— Exercise —
Every entry needs to be reproduced exactly.

— Source material —
━━━

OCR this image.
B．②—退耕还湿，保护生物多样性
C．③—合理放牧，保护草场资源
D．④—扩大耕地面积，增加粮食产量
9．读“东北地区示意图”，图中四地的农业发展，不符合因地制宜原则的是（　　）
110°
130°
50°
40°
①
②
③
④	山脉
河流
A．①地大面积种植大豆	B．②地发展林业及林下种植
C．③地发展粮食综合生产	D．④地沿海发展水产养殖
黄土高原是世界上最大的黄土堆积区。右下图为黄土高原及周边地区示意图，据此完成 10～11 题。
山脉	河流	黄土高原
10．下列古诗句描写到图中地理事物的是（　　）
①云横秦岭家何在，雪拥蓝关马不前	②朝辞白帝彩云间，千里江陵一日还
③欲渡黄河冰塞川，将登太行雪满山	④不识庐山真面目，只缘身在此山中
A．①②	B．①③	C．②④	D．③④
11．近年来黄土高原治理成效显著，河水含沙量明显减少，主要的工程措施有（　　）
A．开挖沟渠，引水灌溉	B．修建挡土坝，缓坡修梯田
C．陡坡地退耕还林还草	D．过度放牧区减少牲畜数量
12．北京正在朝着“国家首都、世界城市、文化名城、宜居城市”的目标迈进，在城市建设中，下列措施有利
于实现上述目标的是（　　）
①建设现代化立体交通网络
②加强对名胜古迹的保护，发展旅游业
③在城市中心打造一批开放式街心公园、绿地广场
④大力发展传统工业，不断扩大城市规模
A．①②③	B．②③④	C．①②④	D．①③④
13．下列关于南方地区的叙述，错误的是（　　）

━━━

— Solution below —
OCR this image.
B．②—退耕还湿，保护生物多样性
C．③—合理放牧，保护草场资源
D．④—扩大耕地面积，增加粮食产量
9．读“东北地区示意图”，图中四地的农业发展，不符合因地制宜原则的是（　　）
110°
130°
50°
40°
①
②
③
④	山脉
河流
A．①地大面积种植大豆	B．②地发展林业及林下种植
C．③地发展粮食综合生产	D．④地沿海发展水产养殖
黄土高原是世界上最大的黄土堆积区。右下图为黄土高原及周边地区示意图，据此完成 10～11 题。
山脉	河流	黄土高原
10．下列古诗句描写到图中地理事物的是（　　）
①云横秦岭家何在，雪拥蓝关马不前	②朝辞白帝彩云间，千里江陵一日还
③欲渡黄河冰塞川，将登太行雪满山	④不识庐山真面目，只缘身在此山中
A．①②	B．①③	C．②④	D．③④
11．近年来黄土高原治理成效显著，河水含沙量明显减少，主要的工程措施有（　　）
A．开挖沟渠，引水灌溉	B．修建挡土坝，缓坡修梯田
C．陡坡地退耕还林还草	D．过度放牧区减少牲畜数量
12．北京正在朝着“国家首都、世界城市、文化名城、宜居城市”的目标迈进，在城市建设中，下列措施有利
于实现上述目标的是（　　）
①建设现代化立体交通网络
②加强对名胜古迹的保护，发展旅游业
③在城市中心打造一批开放式街心公园、绿地广场
④大力发展传统工业，不断扩大城市规模
A．①②③	B．②③④	C．①②④	D．①③④
13．下列关于南方地区的叙述，错误的是（　　）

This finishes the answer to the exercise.